Start of RECORDS SUPPLIED

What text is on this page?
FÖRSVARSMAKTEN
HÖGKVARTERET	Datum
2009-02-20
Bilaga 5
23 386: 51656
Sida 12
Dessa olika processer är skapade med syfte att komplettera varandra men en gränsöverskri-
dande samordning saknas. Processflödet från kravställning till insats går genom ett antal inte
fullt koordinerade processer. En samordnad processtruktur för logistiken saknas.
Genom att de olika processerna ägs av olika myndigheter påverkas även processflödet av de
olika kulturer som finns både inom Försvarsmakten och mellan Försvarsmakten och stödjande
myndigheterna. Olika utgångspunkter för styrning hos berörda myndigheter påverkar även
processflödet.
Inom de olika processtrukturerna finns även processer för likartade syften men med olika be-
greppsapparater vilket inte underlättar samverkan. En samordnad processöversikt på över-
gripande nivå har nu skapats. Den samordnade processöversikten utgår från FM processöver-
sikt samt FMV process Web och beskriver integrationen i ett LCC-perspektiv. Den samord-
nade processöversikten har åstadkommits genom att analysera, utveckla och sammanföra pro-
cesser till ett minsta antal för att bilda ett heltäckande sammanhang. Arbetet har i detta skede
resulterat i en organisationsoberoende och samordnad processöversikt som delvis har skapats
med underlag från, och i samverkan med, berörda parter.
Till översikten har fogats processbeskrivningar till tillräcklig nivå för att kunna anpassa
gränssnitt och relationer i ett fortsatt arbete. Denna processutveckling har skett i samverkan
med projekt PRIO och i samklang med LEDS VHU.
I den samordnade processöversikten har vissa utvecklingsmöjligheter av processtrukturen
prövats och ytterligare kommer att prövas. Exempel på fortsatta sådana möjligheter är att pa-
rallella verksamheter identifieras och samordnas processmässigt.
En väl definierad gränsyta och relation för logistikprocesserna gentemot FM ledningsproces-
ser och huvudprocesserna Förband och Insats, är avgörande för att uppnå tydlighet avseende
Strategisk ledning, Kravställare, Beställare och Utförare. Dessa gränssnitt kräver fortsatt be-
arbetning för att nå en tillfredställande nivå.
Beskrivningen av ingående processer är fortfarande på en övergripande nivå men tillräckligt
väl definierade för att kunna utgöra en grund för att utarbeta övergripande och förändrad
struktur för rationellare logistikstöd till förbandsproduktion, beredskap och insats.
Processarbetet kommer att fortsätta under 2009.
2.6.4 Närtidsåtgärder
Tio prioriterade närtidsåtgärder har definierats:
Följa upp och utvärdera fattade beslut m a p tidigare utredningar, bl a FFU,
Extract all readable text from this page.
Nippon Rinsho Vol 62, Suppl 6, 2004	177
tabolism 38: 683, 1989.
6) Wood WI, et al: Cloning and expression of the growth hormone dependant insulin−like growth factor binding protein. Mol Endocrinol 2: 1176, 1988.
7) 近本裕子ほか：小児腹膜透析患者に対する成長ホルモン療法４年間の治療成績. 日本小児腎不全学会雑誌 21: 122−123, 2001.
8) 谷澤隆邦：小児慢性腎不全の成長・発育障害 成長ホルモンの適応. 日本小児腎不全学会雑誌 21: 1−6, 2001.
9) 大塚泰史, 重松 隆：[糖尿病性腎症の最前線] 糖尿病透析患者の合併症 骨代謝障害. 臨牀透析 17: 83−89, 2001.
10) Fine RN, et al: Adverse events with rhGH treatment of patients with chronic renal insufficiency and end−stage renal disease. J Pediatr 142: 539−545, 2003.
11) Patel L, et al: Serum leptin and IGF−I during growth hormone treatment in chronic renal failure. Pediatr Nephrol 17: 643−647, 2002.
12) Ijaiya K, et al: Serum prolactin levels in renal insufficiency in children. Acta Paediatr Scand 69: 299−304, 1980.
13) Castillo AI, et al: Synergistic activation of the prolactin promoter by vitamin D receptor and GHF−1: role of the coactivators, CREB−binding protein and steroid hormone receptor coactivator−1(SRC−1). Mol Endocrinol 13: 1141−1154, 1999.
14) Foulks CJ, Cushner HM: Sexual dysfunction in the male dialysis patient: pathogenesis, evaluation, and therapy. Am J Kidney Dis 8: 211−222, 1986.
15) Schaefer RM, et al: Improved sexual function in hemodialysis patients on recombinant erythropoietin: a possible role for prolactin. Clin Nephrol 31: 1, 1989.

End of RECORDS SUPPLIED

HOW TO COMPLETE THIS TASK> Would you set down all the lines above, exactly and in full?

RESULT>
What text is on this page?
FÖRSVARSMAKTEN
HÖGKVARTERET	Datum
2009-02-20
Bilaga 5
23 386: 51656
Sida 12
Dessa olika processer är skapade med syfte att komplettera varandra men en gränsöverskri-
dande samordning saknas. Processflödet från kravställning till insats går genom ett antal inte
fullt koordinerade processer. En samordnad processtruktur för logistiken saknas.
Genom att de olika processerna ägs av olika myndigheter påverkas även processflödet av de
olika kulturer som finns både inom Försvarsmakten och mellan Försvarsmakten och stödjande
myndigheterna. Olika utgångspunkter för styrning hos berörda myndigheter påverkar även
processflödet.
Inom de olika processtrukturerna finns även processer för likartade syften men med olika be-
greppsapparater vilket inte underlättar samverkan. En samordnad processöversikt på över-
gripande nivå har nu skapats. Den samordnade processöversikten utgår från FM processöver-
sikt samt FMV process Web och beskriver integrationen i ett LCC-perspektiv. Den samord-
nade processöversikten har åstadkommits genom att analysera, utveckla och sammanföra pro-
cesser till ett minsta antal för att bilda ett heltäckande sammanhang. Arbetet har i detta skede
resulterat i en organisationsoberoende och samordnad processöversikt som delvis har skapats
med underlag från, och i samverkan med, berörda parter.
Till översikten har fogats processbeskrivningar till tillräcklig nivå för att kunna anpassa
gränssnitt och relationer i ett fortsatt arbete. Denna processutveckling har skett i samverkan
med projekt PRIO och i samklang med LEDS VHU.
I den samordnade processöversikten har vissa utvecklingsmöjligheter av processtrukturen
prövats och ytterligare kommer att prövas. Exempel på fortsatta sådana möjligheter är att pa-
rallella verksamheter identifieras och samordnas processmässigt.
En väl definierad gränsyta och relation för logistikprocesserna gentemot FM ledningsproces-
ser och huvudprocesserna Förband och Insats, är avgörande för att uppnå tydlighet avseende
Strategisk ledning, Kravställare, Beställare och Utförare. Dessa gränssnitt kräver fortsatt be-
arbetning för att nå en tillfredställande nivå.
Beskrivningen av ingående processer är fortfarande på en övergripande nivå men tillräckligt
väl definierade för att kunna utgöra en grund för att utarbeta övergripande och förändrad
struktur för rationellare logistikstöd till förbandsproduktion, beredskap och insats.
Processarbetet kommer att fortsätta under 2009.
2.6.4 Närtidsåtgärder
Tio prioriterade närtidsåtgärder har definierats:
Följa upp och utvärdera fattade beslut m a p tidigare utredningar, bl a FFU,
Extract all readable text from this page.
Nippon Rinsho Vol 62, Suppl 6, 2004	177
tabolism 38: 683, 1989.
6) Wood WI, et al: Cloning and expression of the growth hormone dependant insulin−like growth factor binding protein. Mol Endocrinol 2: 1176, 1988.
7) 近本裕子ほか：小児腹膜透析患者に対する成長ホルモン療法４年間の治療成績. 日本小児腎不全学会雑誌 21: 122−123, 2001.
8) 谷澤隆邦：小児慢性腎不全の成長・発育障害 成長ホルモンの適応. 日本小児腎不全学会雑誌 21: 1−6, 2001.
9) 大塚泰史, 重松 隆：[糖尿病性腎症の最前線] 糖尿病透析患者の合併症 骨代謝障害. 臨牀透析 17: 83−89, 2001.
10) Fine RN, et al: Adverse events with rhGH treatment of patients with chronic renal insufficiency and end−stage renal disease. J Pediatr 142: 539−545, 2003.
11) Patel L, et al: Serum leptin and IGF−I during growth hormone treatment in chronic renal failure. Pediatr Nephrol 17: 643−647, 2002.
12) Ijaiya K, et al: Serum prolactin levels in renal insufficiency in children. Acta Paediatr Scand 69: 299−304, 1980.
13) Castillo AI, et al: Synergistic activation of the prolactin promoter by vitamin D receptor and GHF−1: role of the coactivators, CREB−binding protein and steroid hormone receptor coactivator−1(SRC−1). Mol Endocrinol 13: 1141−1154, 1999.
14) Foulks CJ, Cushner HM: Sexual dysfunction in the male dialysis patient: pathogenesis, evaluation, and therapy. Am J Kidney Dis 8: 211−222, 1986.
15) Schaefer RM, et al: Improved sexual function in hemodialysis patients on recombinant erythropoietin: a possible role for prolactin. Clin Nephrol 31: 1, 1989.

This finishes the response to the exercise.